Les miracles dont nous gratifie la Très Sainte Mère de Dieu sont innombrables, quotidiens. Le texte ci-dessous en rapporte deux. Il décrit aussi une tranche de vie, et notamment la conversion, d’un prêtre en Géorgie, l’Archiprêtre Théodore Koutsichvili. Le texte original russe a été préparé par Madame Olga Rojniova, et publié sur Pravoslavie.ru le 7 juin 2017.
Je suis né en 1964, aux temps de l’athéisme. Mon père était non-croyant, mais grand-père et grand-mère l’étaient. Ils avaient préservé leur foi et la maintenaient vivant à travers les années, les afflictions et toutes les épreuves qui furent leur lot. Un jour babouchka manqua de s’étouffer avec un gros pépin de kaki et tomba malade. On lui dit :
– Bois un peu de lait, ça passera.
– Je ne peux pas, c’est le carême, répondit-elle.
Grand-père respectait lui aussi le jeûne du carême et s’abstenait de viande et de lait, alors qu’à cette époque, rares étaient ceux qui jeûnaient. Il interdisait aussi à ses enfants de travailler le dimanche. Grand-père naquit en 1888 et mourut en 1982 ; il vécut 94 ans. Chaque soir, je l’ai vu se mettre en prière, prier et se signer, mais alors, je ne comprenais pas à quel sujet il priait et quelles étaient ses prières ? Je ne comprenais pas mais je m’en souviens, et j’ai gardé tout cela dans mon cœur.Quand j’eus terminé l’école, j’entrai à l’armée. J’ai fait mon service dans la région de Moscou, à Mitishchi: on y a construit un sanatorium et restauré l’Académie du Quartier Général. J’étais chauffeur du commandant. Après l’armée, je suis entré à la Faculté des Sciences économiques de l’Université de Tbilissi. Grand-père mourut et j’ai commencé à jeûner le mercredi en sa mémoire. Je souhaitais sincèrement honorer sa mémoire, bien que je ne comprenais encore rien à la foi. Ensuite, j’ai jeûné également le vendredi, mais à nouveau pas guidé par le foi. Il me semblait tout simplement que lorsque je m’imposais des restrictions, quand je me limitais volontairement dans certains domaines, les choses allaient mieux pour moi. Le dissimulais mon jeûne à mes camarades de cours. Et puis je commençai à aller à l’église, à faire brûler des cierges, mais comme avant, je ne comprenais rien à la vie spirituelle. Après avoir terminé l’université, j’ai travaillé comme économiste dans une entreprise, et souvent je passais devant l’église, rue de Sion. Je n’y priais pas, j’y allumais juste un cierge. C’était l’époque où partout s’ouvraient des églises fermées à l’époque du pouvoir soviétique, mais les gens les fréquentaient peu ; ils s’étaient déshabitués des offices à l’église. Un jour, j’ai entendu une homélie du Patriarche. Elle me toucha fortement dans l’âme. Je ne savais pas même qui était le Patriarche-Catholicos Élie II, mais son homélie m’impressionna immensément. Je commençai à fréquenter la cathédrale rue de Sion, afin d’entendre encore les homélies de cet homme.

> [Liste des tâches]:
A) Relevez toutes les années mentionnées dans le récit sur la conversion du prêtre géorgien, dans l'ordre où elles apparaissent.
B) Reprenez le récit sur la conversion du prêtre géorgien à la suite de sa dernière phrase.

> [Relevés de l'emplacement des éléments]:
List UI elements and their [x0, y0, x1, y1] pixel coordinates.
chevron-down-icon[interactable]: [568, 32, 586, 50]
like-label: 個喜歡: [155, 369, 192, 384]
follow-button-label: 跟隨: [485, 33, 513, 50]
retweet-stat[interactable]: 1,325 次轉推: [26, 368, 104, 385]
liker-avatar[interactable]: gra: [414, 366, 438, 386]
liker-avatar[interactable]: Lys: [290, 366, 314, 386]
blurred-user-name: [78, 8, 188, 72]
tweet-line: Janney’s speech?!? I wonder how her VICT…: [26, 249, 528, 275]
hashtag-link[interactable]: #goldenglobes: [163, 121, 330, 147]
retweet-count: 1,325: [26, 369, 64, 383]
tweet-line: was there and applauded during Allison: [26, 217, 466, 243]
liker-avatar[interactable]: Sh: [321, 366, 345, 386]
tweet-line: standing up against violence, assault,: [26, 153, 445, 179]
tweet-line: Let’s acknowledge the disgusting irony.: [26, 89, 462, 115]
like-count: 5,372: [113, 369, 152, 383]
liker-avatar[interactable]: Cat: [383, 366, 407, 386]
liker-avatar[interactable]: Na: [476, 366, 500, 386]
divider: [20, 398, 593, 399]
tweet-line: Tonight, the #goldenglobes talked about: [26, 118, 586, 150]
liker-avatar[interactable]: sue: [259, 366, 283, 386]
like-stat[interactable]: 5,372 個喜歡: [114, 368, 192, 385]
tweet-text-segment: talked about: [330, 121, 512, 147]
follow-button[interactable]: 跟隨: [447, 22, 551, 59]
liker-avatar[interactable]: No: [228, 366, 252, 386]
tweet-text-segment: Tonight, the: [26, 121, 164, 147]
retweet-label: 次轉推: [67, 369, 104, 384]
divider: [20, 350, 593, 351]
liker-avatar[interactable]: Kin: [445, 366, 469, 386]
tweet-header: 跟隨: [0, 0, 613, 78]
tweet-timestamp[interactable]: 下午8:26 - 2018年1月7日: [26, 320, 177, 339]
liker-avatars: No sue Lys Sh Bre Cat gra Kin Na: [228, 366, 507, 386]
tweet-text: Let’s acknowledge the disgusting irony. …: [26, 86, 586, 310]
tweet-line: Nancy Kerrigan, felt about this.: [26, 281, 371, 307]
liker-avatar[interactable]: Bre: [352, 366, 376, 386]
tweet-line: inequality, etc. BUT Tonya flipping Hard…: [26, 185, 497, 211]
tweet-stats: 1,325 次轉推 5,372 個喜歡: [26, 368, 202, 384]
...
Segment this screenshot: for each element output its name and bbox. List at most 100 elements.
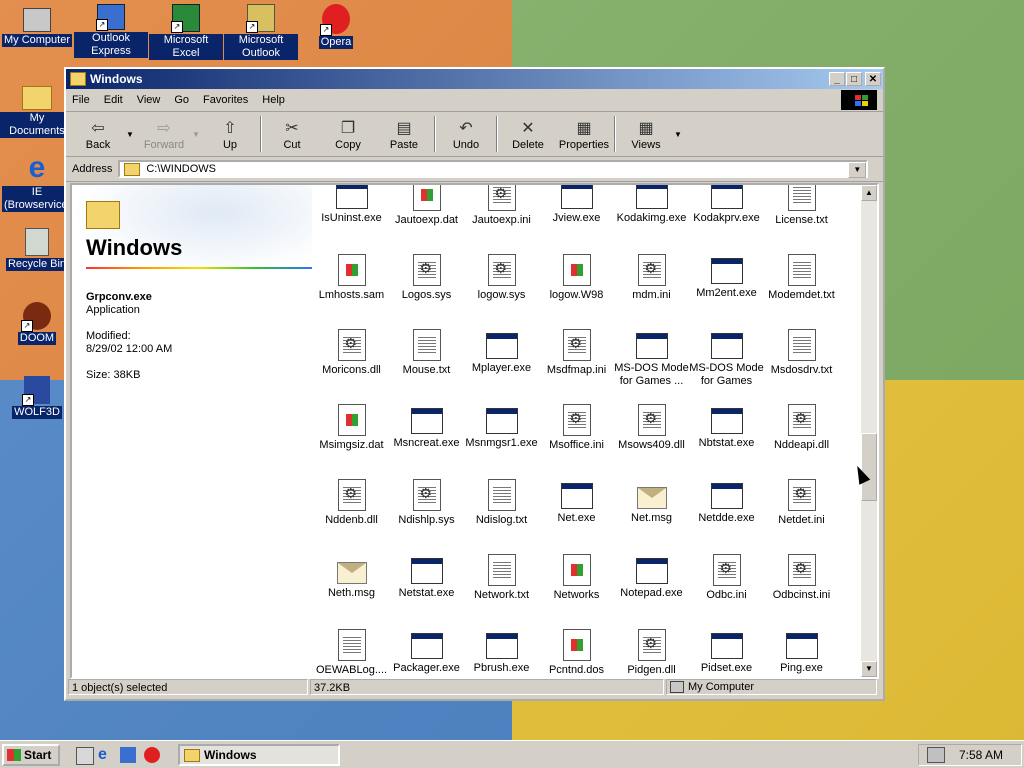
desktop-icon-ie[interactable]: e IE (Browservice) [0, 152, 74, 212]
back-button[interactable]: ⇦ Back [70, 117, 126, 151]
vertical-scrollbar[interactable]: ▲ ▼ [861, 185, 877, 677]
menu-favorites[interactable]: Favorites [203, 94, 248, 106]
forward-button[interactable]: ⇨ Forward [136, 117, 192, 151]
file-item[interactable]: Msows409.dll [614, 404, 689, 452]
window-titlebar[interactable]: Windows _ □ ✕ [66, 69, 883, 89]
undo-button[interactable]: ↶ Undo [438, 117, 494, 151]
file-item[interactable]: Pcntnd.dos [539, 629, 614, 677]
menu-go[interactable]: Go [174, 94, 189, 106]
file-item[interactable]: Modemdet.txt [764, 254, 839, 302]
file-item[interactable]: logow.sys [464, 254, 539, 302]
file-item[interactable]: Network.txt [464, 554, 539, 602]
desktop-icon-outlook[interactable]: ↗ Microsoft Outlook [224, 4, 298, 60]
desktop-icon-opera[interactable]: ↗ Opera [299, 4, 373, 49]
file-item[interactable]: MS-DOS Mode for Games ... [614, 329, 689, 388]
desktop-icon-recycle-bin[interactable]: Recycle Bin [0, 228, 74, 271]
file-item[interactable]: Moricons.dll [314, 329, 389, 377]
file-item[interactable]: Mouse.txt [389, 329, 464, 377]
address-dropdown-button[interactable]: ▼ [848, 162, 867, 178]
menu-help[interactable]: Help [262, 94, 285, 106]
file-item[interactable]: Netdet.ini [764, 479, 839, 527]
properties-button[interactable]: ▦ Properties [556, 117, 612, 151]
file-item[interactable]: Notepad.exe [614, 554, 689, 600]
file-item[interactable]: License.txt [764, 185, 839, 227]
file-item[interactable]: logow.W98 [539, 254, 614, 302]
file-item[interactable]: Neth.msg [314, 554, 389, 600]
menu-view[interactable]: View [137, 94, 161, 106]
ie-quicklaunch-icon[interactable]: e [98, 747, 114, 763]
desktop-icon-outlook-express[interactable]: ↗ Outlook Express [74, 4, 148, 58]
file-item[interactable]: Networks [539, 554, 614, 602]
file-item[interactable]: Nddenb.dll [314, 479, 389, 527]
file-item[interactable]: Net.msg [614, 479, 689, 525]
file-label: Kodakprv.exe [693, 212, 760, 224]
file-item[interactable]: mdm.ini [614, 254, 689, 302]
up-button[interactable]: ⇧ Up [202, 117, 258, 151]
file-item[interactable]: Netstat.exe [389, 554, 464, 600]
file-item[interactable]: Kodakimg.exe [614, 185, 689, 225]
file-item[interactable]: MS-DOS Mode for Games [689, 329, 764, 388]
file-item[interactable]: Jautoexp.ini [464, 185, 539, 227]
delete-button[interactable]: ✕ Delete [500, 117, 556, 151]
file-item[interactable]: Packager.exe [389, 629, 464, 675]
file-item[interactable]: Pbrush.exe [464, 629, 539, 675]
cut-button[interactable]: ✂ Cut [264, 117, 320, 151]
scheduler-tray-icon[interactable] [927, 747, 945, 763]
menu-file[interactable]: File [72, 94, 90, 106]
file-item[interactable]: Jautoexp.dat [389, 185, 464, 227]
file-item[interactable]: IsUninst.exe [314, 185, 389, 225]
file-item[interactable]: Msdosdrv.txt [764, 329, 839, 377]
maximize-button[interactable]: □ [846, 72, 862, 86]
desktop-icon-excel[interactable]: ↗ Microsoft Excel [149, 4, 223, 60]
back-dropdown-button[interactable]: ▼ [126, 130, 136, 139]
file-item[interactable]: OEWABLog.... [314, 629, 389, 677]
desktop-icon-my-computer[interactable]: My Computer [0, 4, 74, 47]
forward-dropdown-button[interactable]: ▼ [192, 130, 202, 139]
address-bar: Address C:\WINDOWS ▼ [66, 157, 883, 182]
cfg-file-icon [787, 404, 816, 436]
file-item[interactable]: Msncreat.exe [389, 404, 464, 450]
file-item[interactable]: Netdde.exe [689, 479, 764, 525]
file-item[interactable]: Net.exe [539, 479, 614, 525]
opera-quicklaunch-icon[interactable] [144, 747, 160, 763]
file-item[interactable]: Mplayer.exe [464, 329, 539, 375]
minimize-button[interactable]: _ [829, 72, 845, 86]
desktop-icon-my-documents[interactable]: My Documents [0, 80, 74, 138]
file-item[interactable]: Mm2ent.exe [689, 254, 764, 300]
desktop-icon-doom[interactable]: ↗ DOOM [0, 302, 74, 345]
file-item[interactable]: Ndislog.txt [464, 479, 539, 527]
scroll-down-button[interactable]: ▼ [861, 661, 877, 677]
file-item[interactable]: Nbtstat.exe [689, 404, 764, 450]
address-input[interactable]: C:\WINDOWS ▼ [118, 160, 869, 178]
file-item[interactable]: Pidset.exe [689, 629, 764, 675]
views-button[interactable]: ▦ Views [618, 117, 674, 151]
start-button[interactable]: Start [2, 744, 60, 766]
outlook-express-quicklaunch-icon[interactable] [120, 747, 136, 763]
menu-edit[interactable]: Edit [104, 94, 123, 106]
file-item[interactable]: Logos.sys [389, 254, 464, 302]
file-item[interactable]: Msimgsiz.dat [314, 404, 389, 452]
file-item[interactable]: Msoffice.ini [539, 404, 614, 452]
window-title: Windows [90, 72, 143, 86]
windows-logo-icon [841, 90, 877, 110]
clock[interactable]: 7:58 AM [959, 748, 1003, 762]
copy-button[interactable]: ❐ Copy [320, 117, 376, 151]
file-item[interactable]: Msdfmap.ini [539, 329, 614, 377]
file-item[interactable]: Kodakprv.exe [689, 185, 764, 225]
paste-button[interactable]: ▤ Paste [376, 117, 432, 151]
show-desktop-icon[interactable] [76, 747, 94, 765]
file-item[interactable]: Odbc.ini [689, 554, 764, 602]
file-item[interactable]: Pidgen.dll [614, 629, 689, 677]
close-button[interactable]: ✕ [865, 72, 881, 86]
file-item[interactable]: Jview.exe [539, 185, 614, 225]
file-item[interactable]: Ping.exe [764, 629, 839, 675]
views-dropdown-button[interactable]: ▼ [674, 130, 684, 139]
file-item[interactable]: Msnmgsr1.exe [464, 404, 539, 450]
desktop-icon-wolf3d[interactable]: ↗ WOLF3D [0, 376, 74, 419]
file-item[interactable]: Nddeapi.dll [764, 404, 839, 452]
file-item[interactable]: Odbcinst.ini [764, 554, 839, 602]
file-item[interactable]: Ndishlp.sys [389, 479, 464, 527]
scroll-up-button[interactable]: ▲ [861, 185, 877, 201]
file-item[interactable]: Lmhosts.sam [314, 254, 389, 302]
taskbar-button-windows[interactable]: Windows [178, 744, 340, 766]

> [Les réponses]:
A) 2017, 1964, 1888, 1982

B)
La Cathédrale de la Dormition, ou Cathédrale de Sion, est une très ancienne église. On l’appelle ainsi en l’honneur du Mont Sion. Une église fut construite en ce lieu dès le VIe siècle. En 1226, le Shah de Khorezm prit Tbilissi et voulut convertir le peuple à l’islam. Il ordonna de retirer la coupole de l’église, d’y installer un trône, d’en enlever les icônes et de les jeter du haut du Pont de Métékhi. Depuis le trône, le Shah observa les habitants de Tbilissi qu’on amenait sur le pont et auxquels on promettait la liberté s’ils profanaient les saintes icônes en les piétinant. Et l’un après l’autre, les habitants de Tbilissi, vieillards, femmes et enfants, préférèrent la mort en martyr. On les décapitait et les jetait dans la rivière Koura dont l’eau devint rouge du sang de cent mille martyrs. Les siècles s’écoulèrent, l’église subit de nombreuses destructions et se releva chaque fois de ses ruines et de ses cendres. On y conserve de grands trésors sacrés : le chef du Saint Apôtre Thomas, l’icône miraculeuse de la Très Sainte Mère de Dieu de Sion et la croix de Sainte Nina, égale-aux-apôtres, croix faite de sarments de vigne noués avec les cheveux de la Sainte elle-même.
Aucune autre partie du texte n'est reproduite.